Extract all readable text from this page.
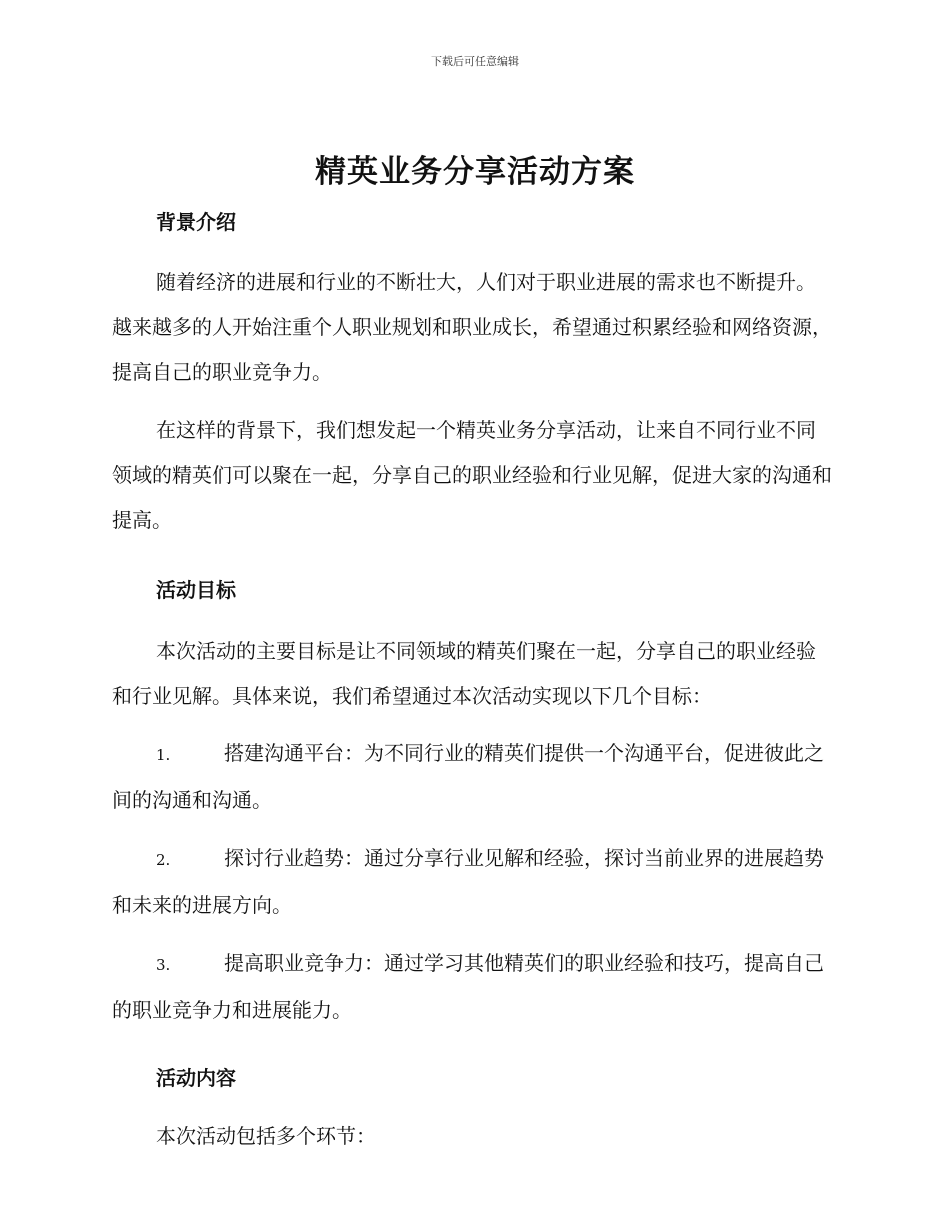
下载后可任意编辑
精英业务分享活动方案
背景介绍

随着经济的进展和行业的不断壮大，人们对于职业进展的需求也不断提升。越来越多的人开始注重个人职业规划和职业成长，希望通过积累经验和网络资源，提高自己的职业竞争力。

在这样的背景下，我们想发起一个精英业务分享活动，让来自不同行业不同领域的精英们可以聚在一起，分享自己的职业经验和行业见解，促进大家的沟通和提高。

活动目标

本次活动的主要目标是让不同领域的精英们聚在一起，分享自己的职业经验和行业见解。具体来说，我们希望通过本次活动实现以下几个目标：

1.	搭建沟通平台：为不同行业的精英们提供一个沟通平台，促进彼此之间的沟通和沟通。

2.	探讨行业趋势：通过分享行业见解和经验，探讨当前业界的进展趋势和未来的进展方向。

3.	提高职业竞争力：通过学习其他精英们的职业经验和技巧，提高自己的职业竞争力和进展能力。

活动内容

本次活动包括多个环节：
- - - - - - -
:: WHAT THIS TASK INVOLVES ::
Give back the whole listing as it stands, minus its pictures.

:: RESULT OF THIS TASK ::
Extract all readable text from this page.
下载后可任意编辑
精英业务分享活动方案
背景介绍

随着经济的进展和行业的不断壮大，人们对于职业进展的需求也不断提升。越来越多的人开始注重个人职业规划和职业成长，希望通过积累经验和网络资源，提高自己的职业竞争力。

在这样的背景下，我们想发起一个精英业务分享活动，让来自不同行业不同领域的精英们可以聚在一起，分享自己的职业经验和行业见解，促进大家的沟通和提高。

活动目标

本次活动的主要目标是让不同领域的精英们聚在一起，分享自己的职业经验和行业见解。具体来说，我们希望通过本次活动实现以下几个目标：

1.	搭建沟通平台：为不同行业的精英们提供一个沟通平台，促进彼此之间的沟通和沟通。

2.	探讨行业趋势：通过分享行业见解和经验，探讨当前业界的进展趋势和未来的进展方向。

3.	提高职业竞争力：通过学习其他精英们的职业经验和技巧，提高自己的职业竞争力和进展能力。

活动内容

本次活动包括多个环节：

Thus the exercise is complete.